Short task: The records are to be restated in their entirety, word for word.

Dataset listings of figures
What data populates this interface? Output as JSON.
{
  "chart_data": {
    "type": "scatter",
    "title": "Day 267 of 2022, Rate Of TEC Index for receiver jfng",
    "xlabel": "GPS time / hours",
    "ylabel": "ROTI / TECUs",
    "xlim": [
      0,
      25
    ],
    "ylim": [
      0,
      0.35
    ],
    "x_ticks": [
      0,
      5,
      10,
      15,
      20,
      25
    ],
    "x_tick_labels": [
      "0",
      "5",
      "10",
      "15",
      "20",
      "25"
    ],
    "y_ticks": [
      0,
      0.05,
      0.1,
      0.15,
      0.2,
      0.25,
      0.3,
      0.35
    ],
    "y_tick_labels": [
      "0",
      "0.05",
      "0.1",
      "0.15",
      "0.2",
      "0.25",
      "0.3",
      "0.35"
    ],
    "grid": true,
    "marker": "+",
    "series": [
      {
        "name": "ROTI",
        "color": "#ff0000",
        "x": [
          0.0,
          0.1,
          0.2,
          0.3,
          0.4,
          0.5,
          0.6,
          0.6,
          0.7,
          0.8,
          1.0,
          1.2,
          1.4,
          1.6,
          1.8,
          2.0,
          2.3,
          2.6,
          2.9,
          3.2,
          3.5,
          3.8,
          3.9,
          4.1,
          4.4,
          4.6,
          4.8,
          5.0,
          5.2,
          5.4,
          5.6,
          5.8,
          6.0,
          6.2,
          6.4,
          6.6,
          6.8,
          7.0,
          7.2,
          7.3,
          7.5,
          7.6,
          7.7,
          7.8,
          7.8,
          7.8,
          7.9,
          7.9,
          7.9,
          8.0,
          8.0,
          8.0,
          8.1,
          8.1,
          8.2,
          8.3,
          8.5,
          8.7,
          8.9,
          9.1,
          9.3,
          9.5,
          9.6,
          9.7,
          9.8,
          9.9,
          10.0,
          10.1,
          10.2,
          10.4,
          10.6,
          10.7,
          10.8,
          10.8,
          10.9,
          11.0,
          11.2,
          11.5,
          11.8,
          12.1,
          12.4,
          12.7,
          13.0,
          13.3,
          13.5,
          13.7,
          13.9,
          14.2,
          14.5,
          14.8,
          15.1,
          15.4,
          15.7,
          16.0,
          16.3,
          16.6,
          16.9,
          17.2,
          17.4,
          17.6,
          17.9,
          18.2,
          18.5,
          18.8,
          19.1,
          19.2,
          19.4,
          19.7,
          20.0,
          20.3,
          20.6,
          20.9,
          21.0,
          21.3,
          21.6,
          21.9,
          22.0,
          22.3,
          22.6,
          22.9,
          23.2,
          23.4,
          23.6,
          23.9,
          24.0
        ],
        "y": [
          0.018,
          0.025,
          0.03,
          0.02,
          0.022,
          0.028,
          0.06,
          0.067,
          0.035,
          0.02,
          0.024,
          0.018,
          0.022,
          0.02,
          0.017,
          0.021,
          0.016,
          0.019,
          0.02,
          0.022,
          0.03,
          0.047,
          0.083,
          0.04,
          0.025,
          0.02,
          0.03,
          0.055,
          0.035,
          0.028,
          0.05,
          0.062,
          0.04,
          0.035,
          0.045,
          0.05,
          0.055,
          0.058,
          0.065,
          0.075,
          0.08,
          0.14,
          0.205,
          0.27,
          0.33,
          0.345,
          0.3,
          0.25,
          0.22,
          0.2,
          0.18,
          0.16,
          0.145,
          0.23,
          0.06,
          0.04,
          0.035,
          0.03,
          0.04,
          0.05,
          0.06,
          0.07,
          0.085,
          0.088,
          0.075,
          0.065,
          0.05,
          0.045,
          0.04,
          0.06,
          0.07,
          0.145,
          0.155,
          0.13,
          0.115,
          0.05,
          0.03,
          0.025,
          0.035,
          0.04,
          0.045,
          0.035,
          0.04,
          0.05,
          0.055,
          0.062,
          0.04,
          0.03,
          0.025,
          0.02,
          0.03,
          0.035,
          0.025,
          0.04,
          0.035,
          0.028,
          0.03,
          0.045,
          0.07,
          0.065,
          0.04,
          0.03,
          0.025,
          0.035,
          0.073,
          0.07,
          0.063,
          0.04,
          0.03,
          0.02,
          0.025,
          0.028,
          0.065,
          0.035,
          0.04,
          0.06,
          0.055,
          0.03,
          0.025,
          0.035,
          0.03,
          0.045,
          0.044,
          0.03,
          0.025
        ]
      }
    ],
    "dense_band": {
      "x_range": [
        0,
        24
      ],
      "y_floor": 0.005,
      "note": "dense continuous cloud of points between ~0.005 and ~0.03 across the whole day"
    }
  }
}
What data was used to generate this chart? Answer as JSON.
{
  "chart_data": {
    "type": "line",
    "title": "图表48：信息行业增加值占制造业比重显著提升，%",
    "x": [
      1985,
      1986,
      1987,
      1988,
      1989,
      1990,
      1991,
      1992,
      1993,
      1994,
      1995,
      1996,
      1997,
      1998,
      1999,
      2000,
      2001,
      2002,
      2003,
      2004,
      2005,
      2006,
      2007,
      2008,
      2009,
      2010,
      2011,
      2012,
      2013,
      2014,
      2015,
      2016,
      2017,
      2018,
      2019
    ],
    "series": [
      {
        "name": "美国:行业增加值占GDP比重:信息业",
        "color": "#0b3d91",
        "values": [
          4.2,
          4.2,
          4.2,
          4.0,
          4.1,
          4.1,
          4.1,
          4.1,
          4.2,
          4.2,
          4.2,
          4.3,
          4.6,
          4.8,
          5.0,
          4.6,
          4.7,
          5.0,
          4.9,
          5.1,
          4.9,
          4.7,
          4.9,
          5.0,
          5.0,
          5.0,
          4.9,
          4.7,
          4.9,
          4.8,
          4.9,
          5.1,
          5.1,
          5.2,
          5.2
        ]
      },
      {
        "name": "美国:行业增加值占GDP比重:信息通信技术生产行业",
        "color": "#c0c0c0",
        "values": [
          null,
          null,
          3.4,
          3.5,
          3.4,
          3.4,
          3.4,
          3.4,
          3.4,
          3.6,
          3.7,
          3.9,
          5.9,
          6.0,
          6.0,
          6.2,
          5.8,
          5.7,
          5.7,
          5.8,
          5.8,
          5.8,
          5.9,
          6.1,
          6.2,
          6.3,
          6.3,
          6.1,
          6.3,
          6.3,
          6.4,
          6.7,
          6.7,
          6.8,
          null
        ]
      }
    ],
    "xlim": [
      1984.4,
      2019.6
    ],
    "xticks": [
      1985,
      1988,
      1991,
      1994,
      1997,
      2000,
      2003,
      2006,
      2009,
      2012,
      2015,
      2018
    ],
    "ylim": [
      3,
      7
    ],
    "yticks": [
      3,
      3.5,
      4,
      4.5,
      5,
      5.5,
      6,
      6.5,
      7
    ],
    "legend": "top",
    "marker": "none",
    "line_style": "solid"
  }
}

Written response:
What data populates this interface? Output as JSON.
{
  "chart_data": {
    "type": "scatter",
    "title": "Day 267 of 2022, Rate Of TEC Index for receiver jfng",
    "xlabel": "GPS time / hours",
    "ylabel": "ROTI / TECUs",
    "xlim": [
      0,
      25
    ],
    "ylim": [
      0,
      0.35
    ],
    "x_ticks": [
      0,
      5,
      10,
      15,
      20,
      25
    ],
    "x_tick_labels": [
      "0",
      "5",
      "10",
      "15",
      "20",
      "25"
    ],
    "y_ticks": [
      0,
      0.05,
      0.1,
      0.15,
      0.2,
      0.25,
      0.3,
      0.35
    ],
    "y_tick_labels": [
      "0",
      "0.05",
      "0.1",
      "0.15",
      "0.2",
      "0.25",
      "0.3",
      "0.35"
    ],
    "grid": true,
    "marker": "+",
    "series": [
      {
        "name": "ROTI",
        "color": "#ff0000",
        "x": [
          0.0,
          0.1,
          0.2,
          0.3,
          0.4,
          0.5,
          0.6,
          0.6,
          0.7,
          0.8,
          1.0,
          1.2,
          1.4,
          1.6,
          1.8,
          2.0,
          2.3,
          2.6,
          2.9,
          3.2,
          3.5,
          3.8,
          3.9,
          4.1,
          4.4,
          4.6,
          4.8,
          5.0,
          5.2,
          5.4,
          5.6,
          5.8,
          6.0,
          6.2,
          6.4,
          6.6,
          6.8,
          7.0,
          7.2,
          7.3,
          7.5,
          7.6,
          7.7,
          7.8,
          7.8,
          7.8,
          7.9,
          7.9,
          7.9,
          8.0,
          8.0,
          8.0,
          8.1,
          8.1,
          8.2,
          8.3,
          8.5,
          8.7,
          8.9,
          9.1,
          9.3,
          9.5,
          9.6,
          9.7,
          9.8,
          9.9,
          10.0,
          10.1,
          10.2,
          10.4,
          10.6,
          10.7,
          10.8,
          10.8,
          10.9,
          11.0,
          11.2,
          11.5,
          11.8,
          12.1,
          12.4,
          12.7,
          13.0,
          13.3,
          13.5,
          13.7,
          13.9,
          14.2,
          14.5,
          14.8,
          15.1,
          15.4,
          15.7,
          16.0,
          16.3,
          16.6,
          16.9,
          17.2,
          17.4,
          17.6,
          17.9,
          18.2,
          18.5,
          18.8,
          19.1,
          19.2,
          19.4,
          19.7,
          20.0,
          20.3,
          20.6,
          20.9,
          21.0,
          21.3,
          21.6,
          21.9,
          22.0,
          22.3,
          22.6,
          22.9,
          23.2,
          23.4,
          23.6,
          23.9,
          24.0
        ],
        "y": [
          0.018,
          0.025,
          0.03,
          0.02,
          0.022,
          0.028,
          0.06,
          0.067,
          0.035,
          0.02,
          0.024,
          0.018,
          0.022,
          0.02,
          0.017,
          0.021,
          0.016,
          0.019,
          0.02,
          0.022,
          0.03,
          0.047,
          0.083,
          0.04,
          0.025,
          0.02,
          0.03,
          0.055,
          0.035,
          0.028,
          0.05,
          0.062,
          0.04,
          0.035,
          0.045,
          0.05,
          0.055,
          0.058,
          0.065,
          0.075,
          0.08,
          0.14,
          0.205,
          0.27,
          0.33,
          0.345,
          0.3,
          0.25,
          0.22,
          0.2,
          0.18,
          0.16,
          0.145,
          0.23,
          0.06,
          0.04,
          0.035,
          0.03,
          0.04,
          0.05,
          0.06,
          0.07,
          0.085,
          0.088,
          0.075,
          0.065,
          0.05,
          0.045,
          0.04,
          0.06,
          0.07,
          0.145,
          0.155,
          0.13,
          0.115,
          0.05,
          0.03,
          0.025,
          0.035,
          0.04,
          0.045,
          0.035,
          0.04,
          0.05,
          0.055,
          0.062,
          0.04,
          0.03,
          0.025,
          0.02,
          0.03,
          0.035,
          0.025,
          0.04,
          0.035,
          0.028,
          0.03,
          0.045,
          0.07,
          0.065,
          0.04,
          0.03,
          0.025,
          0.035,
          0.073,
          0.07,
          0.063,
          0.04,
          0.03,
          0.02,
          0.025,
          0.028,
          0.065,
          0.035,
          0.04,
          0.06,
          0.055,
          0.03,
          0.025,
          0.035,
          0.03,
          0.045,
          0.044,
          0.03,
          0.025
        ]
      }
    ],
    "dense_band": {
      "x_range": [
        0,
        24
      ],
      "y_floor": 0.005,
      "note": "dense continuous cloud of points between ~0.005 and ~0.03 across the whole day"
    }
  }
}
What data was used to generate this chart? Answer as JSON.
{
  "chart_data": {
    "type": "line",
    "title": "图表48：信息行业增加值占制造业比重显著提升，%",
    "x": [
      1985,
      1986,
      1987,
      1988,
      1989,
      1990,
      1991,
      1992,
      1993,
      1994,
      1995,
      1996,
      1997,
      1998,
      1999,
      2000,
      2001,
      2002,
      2003,
      2004,
      2005,
      2006,
      2007,
      2008,
      2009,
      2010,
      2011,
      2012,
      2013,
      2014,
      2015,
      2016,
      2017,
      2018,
      2019
    ],
    "series": [
      {
        "name": "美国:行业增加值占GDP比重:信息业",
        "color": "#0b3d91",
        "values": [
          4.2,
          4.2,
          4.2,
          4.0,
          4.1,
          4.1,
          4.1,
          4.1,
          4.2,
          4.2,
          4.2,
          4.3,
          4.6,
          4.8,
          5.0,
          4.6,
          4.7,
          5.0,
          4.9,
          5.1,
          4.9,
          4.7,
          4.9,
          5.0,
          5.0,
          5.0,
          4.9,
          4.7,
          4.9,
          4.8,
          4.9,
          5.1,
          5.1,
          5.2,
          5.2
        ]
      },
      {
        "name": "美国:行业增加值占GDP比重:信息通信技术生产行业",
        "color": "#c0c0c0",
        "values": [
          null,
          null,
          3.4,
          3.5,
          3.4,
          3.4,
          3.4,
          3.4,
          3.4,
          3.6,
          3.7,
          3.9,
          5.9,
          6.0,
          6.0,
          6.2,
          5.8,
          5.7,
          5.7,
          5.8,
          5.8,
          5.8,
          5.9,
          6.1,
          6.2,
          6.3,
          6.3,
          6.1,
          6.3,
          6.3,
          6.4,
          6.7,
          6.7,
          6.8,
          null
        ]
      }
    ],
    "xlim": [
      1984.4,
      2019.6
    ],
    "xticks": [
      1985,
      1988,
      1991,
      1994,
      1997,
      2000,
      2003,
      2006,
      2009,
      2012,
      2015,
      2018
    ],
    "ylim": [
      3,
      7
    ],
    "yticks": [
      3,
      3.5,
      4,
      4.5,
      5,
      5.5,
      6,
      6.5,
      7
    ],
    "legend": "top",
    "marker": "none",
    "line_style": "solid"
  }
}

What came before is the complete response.